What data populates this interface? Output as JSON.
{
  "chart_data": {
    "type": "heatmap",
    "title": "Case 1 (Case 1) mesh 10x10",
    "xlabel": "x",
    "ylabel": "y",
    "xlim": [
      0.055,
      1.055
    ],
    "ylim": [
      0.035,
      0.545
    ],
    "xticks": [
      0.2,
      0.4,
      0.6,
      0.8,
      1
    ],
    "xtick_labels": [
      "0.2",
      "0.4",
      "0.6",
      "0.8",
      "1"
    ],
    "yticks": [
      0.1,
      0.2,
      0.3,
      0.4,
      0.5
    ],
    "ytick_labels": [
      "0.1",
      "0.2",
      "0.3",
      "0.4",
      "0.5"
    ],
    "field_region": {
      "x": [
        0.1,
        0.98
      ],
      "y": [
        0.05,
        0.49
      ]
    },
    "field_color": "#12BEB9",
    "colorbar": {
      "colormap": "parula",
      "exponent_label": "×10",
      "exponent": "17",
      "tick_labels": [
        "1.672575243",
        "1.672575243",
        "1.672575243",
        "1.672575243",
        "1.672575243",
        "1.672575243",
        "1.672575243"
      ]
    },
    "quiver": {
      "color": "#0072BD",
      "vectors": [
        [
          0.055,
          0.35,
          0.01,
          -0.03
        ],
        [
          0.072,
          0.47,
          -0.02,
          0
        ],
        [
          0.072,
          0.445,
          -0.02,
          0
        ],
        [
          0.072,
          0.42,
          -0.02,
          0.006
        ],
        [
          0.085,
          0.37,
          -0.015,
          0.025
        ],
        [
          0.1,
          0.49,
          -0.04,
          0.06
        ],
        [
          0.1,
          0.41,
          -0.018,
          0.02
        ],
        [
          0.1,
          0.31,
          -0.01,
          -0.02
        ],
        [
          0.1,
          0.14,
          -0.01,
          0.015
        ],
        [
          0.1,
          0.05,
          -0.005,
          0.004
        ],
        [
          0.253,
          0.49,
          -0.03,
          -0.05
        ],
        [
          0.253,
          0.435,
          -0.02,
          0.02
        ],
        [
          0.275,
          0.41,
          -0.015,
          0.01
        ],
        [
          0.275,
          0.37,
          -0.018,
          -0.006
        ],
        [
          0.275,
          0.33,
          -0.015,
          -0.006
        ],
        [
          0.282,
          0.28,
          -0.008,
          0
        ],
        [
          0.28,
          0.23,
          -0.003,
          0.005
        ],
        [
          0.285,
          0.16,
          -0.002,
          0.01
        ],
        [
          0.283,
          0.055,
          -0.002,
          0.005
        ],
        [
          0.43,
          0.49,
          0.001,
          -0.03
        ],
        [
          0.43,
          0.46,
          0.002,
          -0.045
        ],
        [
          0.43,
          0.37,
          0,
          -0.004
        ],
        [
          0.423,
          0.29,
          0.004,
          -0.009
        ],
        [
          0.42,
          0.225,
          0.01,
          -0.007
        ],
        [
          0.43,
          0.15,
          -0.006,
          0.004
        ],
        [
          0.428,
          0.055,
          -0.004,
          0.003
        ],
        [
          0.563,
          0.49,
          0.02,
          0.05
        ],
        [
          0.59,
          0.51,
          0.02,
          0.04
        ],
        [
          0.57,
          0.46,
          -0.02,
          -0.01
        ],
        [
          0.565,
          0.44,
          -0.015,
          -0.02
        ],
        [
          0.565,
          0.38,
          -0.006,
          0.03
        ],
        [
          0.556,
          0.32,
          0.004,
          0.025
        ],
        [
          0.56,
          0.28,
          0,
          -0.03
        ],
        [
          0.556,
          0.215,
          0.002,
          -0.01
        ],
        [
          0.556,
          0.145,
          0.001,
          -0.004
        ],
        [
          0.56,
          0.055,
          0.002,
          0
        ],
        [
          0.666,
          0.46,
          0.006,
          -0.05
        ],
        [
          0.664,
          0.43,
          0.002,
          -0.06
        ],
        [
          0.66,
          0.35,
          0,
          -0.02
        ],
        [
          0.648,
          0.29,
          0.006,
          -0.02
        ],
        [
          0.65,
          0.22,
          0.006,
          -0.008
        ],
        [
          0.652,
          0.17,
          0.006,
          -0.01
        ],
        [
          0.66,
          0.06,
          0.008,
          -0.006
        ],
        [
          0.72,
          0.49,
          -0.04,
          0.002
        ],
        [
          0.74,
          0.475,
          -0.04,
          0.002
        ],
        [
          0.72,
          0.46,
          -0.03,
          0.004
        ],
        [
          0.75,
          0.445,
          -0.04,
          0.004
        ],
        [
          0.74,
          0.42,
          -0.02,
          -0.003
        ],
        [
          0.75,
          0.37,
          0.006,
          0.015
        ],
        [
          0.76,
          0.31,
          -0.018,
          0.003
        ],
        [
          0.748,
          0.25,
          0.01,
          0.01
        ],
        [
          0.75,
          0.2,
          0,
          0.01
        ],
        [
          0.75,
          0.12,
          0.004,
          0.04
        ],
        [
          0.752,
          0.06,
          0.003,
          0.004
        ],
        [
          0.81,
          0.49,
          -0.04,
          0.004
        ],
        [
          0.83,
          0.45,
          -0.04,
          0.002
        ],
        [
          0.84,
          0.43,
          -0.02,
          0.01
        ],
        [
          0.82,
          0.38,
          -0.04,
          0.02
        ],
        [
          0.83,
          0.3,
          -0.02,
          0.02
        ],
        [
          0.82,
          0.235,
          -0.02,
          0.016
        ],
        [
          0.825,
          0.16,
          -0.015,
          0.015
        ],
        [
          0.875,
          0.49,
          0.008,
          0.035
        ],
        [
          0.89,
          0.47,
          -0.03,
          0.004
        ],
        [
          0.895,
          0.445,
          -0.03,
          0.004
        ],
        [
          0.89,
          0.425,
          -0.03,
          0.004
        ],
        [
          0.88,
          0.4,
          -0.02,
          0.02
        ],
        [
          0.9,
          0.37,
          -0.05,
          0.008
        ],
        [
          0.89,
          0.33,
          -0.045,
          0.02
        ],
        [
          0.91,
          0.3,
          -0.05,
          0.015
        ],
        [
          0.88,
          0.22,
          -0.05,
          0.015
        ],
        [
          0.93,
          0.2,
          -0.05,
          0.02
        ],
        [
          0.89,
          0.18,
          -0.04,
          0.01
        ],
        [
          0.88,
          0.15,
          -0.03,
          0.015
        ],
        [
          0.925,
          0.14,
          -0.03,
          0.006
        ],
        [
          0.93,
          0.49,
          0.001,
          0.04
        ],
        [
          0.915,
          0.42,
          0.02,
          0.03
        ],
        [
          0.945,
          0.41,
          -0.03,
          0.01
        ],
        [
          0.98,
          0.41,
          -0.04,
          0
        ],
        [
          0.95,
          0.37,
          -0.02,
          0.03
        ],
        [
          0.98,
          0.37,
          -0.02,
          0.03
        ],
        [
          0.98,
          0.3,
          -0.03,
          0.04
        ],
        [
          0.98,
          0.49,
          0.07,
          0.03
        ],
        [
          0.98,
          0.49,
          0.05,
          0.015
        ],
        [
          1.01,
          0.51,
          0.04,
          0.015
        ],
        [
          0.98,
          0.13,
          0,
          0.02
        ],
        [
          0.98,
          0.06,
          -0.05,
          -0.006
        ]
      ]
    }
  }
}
:::::
## WHAT IS NEEDED
Every entry must be output again, exactly as written above.

## SOLUTION TO THIS PROBLEM
What data populates this interface? Output as JSON.
{
  "chart_data": {
    "type": "heatmap",
    "title": "Case 1 (Case 1) mesh 10x10",
    "xlabel": "x",
    "ylabel": "y",
    "xlim": [
      0.055,
      1.055
    ],
    "ylim": [
      0.035,
      0.545
    ],
    "xticks": [
      0.2,
      0.4,
      0.6,
      0.8,
      1
    ],
    "xtick_labels": [
      "0.2",
      "0.4",
      "0.6",
      "0.8",
      "1"
    ],
    "yticks": [
      0.1,
      0.2,
      0.3,
      0.4,
      0.5
    ],
    "ytick_labels": [
      "0.1",
      "0.2",
      "0.3",
      "0.4",
      "0.5"
    ],
    "field_region": {
      "x": [
        0.1,
        0.98
      ],
      "y": [
        0.05,
        0.49
      ]
    },
    "field_color": "#12BEB9",
    "colorbar": {
      "colormap": "parula",
      "exponent_label": "×10",
      "exponent": "17",
      "tick_labels": [
        "1.672575243",
        "1.672575243",
        "1.672575243",
        "1.672575243",
        "1.672575243",
        "1.672575243",
        "1.672575243"
      ]
    },
    "quiver": {
      "color": "#0072BD",
      "vectors": [
        [
          0.055,
          0.35,
          0.01,
          -0.03
        ],
        [
          0.072,
          0.47,
          -0.02,
          0
        ],
        [
          0.072,
          0.445,
          -0.02,
          0
        ],
        [
          0.072,
          0.42,
          -0.02,
          0.006
        ],
        [
          0.085,
          0.37,
          -0.015,
          0.025
        ],
        [
          0.1,
          0.49,
          -0.04,
          0.06
        ],
        [
          0.1,
          0.41,
          -0.018,
          0.02
        ],
        [
          0.1,
          0.31,
          -0.01,
          -0.02
        ],
        [
          0.1,
          0.14,
          -0.01,
          0.015
        ],
        [
          0.1,
          0.05,
          -0.005,
          0.004
        ],
        [
          0.253,
          0.49,
          -0.03,
          -0.05
        ],
        [
          0.253,
          0.435,
          -0.02,
          0.02
        ],
        [
          0.275,
          0.41,
          -0.015,
          0.01
        ],
        [
          0.275,
          0.37,
          -0.018,
          -0.006
        ],
        [
          0.275,
          0.33,
          -0.015,
          -0.006
        ],
        [
          0.282,
          0.28,
          -0.008,
          0
        ],
        [
          0.28,
          0.23,
          -0.003,
          0.005
        ],
        [
          0.285,
          0.16,
          -0.002,
          0.01
        ],
        [
          0.283,
          0.055,
          -0.002,
          0.005
        ],
        [
          0.43,
          0.49,
          0.001,
          -0.03
        ],
        [
          0.43,
          0.46,
          0.002,
          -0.045
        ],
        [
          0.43,
          0.37,
          0,
          -0.004
        ],
        [
          0.423,
          0.29,
          0.004,
          -0.009
        ],
        [
          0.42,
          0.225,
          0.01,
          -0.007
        ],
        [
          0.43,
          0.15,
          -0.006,
          0.004
        ],
        [
          0.428,
          0.055,
          -0.004,
          0.003
        ],
        [
          0.563,
          0.49,
          0.02,
          0.05
        ],
        [
          0.59,
          0.51,
          0.02,
          0.04
        ],
        [
          0.57,
          0.46,
          -0.02,
          -0.01
        ],
        [
          0.565,
          0.44,
          -0.015,
          -0.02
        ],
        [
          0.565,
          0.38,
          -0.006,
          0.03
        ],
        [
          0.556,
          0.32,
          0.004,
          0.025
        ],
        [
          0.56,
          0.28,
          0,
          -0.03
        ],
        [
          0.556,
          0.215,
          0.002,
          -0.01
        ],
        [
          0.556,
          0.145,
          0.001,
          -0.004
        ],
        [
          0.56,
          0.055,
          0.002,
          0
        ],
        [
          0.666,
          0.46,
          0.006,
          -0.05
        ],
        [
          0.664,
          0.43,
          0.002,
          -0.06
        ],
        [
          0.66,
          0.35,
          0,
          -0.02
        ],
        [
          0.648,
          0.29,
          0.006,
          -0.02
        ],
        [
          0.65,
          0.22,
          0.006,
          -0.008
        ],
        [
          0.652,
          0.17,
          0.006,
          -0.01
        ],
        [
          0.66,
          0.06,
          0.008,
          -0.006
        ],
        [
          0.72,
          0.49,
          -0.04,
          0.002
        ],
        [
          0.74,
          0.475,
          -0.04,
          0.002
        ],
        [
          0.72,
          0.46,
          -0.03,
          0.004
        ],
        [
          0.75,
          0.445,
          -0.04,
          0.004
        ],
        [
          0.74,
          0.42,
          -0.02,
          -0.003
        ],
        [
          0.75,
          0.37,
          0.006,
          0.015
        ],
        [
          0.76,
          0.31,
          -0.018,
          0.003
        ],
        [
          0.748,
          0.25,
          0.01,
          0.01
        ],
        [
          0.75,
          0.2,
          0,
          0.01
        ],
        [
          0.75,
          0.12,
          0.004,
          0.04
        ],
        [
          0.752,
          0.06,
          0.003,
          0.004
        ],
        [
          0.81,
          0.49,
          -0.04,
          0.004
        ],
        [
          0.83,
          0.45,
          -0.04,
          0.002
        ],
        [
          0.84,
          0.43,
          -0.02,
          0.01
        ],
        [
          0.82,
          0.38,
          -0.04,
          0.02
        ],
        [
          0.83,
          0.3,
          -0.02,
          0.02
        ],
        [
          0.82,
          0.235,
          -0.02,
          0.016
        ],
        [
          0.825,
          0.16,
          -0.015,
          0.015
        ],
        [
          0.875,
          0.49,
          0.008,
          0.035
        ],
        [
          0.89,
          0.47,
          -0.03,
          0.004
        ],
        [
          0.895,
          0.445,
          -0.03,
          0.004
        ],
        [
          0.89,
          0.425,
          -0.03,
          0.004
        ],
        [
          0.88,
          0.4,
          -0.02,
          0.02
        ],
        [
          0.9,
          0.37,
          -0.05,
          0.008
        ],
        [
          0.89,
          0.33,
          -0.045,
          0.02
        ],
        [
          0.91,
          0.3,
          -0.05,
          0.015
        ],
        [
          0.88,
          0.22,
          -0.05,
          0.015
        ],
        [
          0.93,
          0.2,
          -0.05,
          0.02
        ],
        [
          0.89,
          0.18,
          -0.04,
          0.01
        ],
        [
          0.88,
          0.15,
          -0.03,
          0.015
        ],
        [
          0.925,
          0.14,
          -0.03,
          0.006
        ],
        [
          0.93,
          0.49,
          0.001,
          0.04
        ],
        [
          0.915,
          0.42,
          0.02,
          0.03
        ],
        [
          0.945,
          0.41,
          -0.03,
          0.01
        ],
        [
          0.98,
          0.41,
          -0.04,
          0
        ],
        [
          0.95,
          0.37,
          -0.02,
          0.03
        ],
        [
          0.98,
          0.37,
          -0.02,
          0.03
        ],
        [
          0.98,
          0.3,
          -0.03,
          0.04
        ],
        [
          0.98,
          0.49,
          0.07,
          0.03
        ],
        [
          0.98,
          0.49,
          0.05,
          0.015
        ],
        [
          1.01,
          0.51,
          0.04,
          0.015
        ],
        [
          0.98,
          0.13,
          0,
          0.02
        ],
        [
          0.98,
          0.06,
          -0.05,
          -0.006
        ]
      ]
    }
  }
}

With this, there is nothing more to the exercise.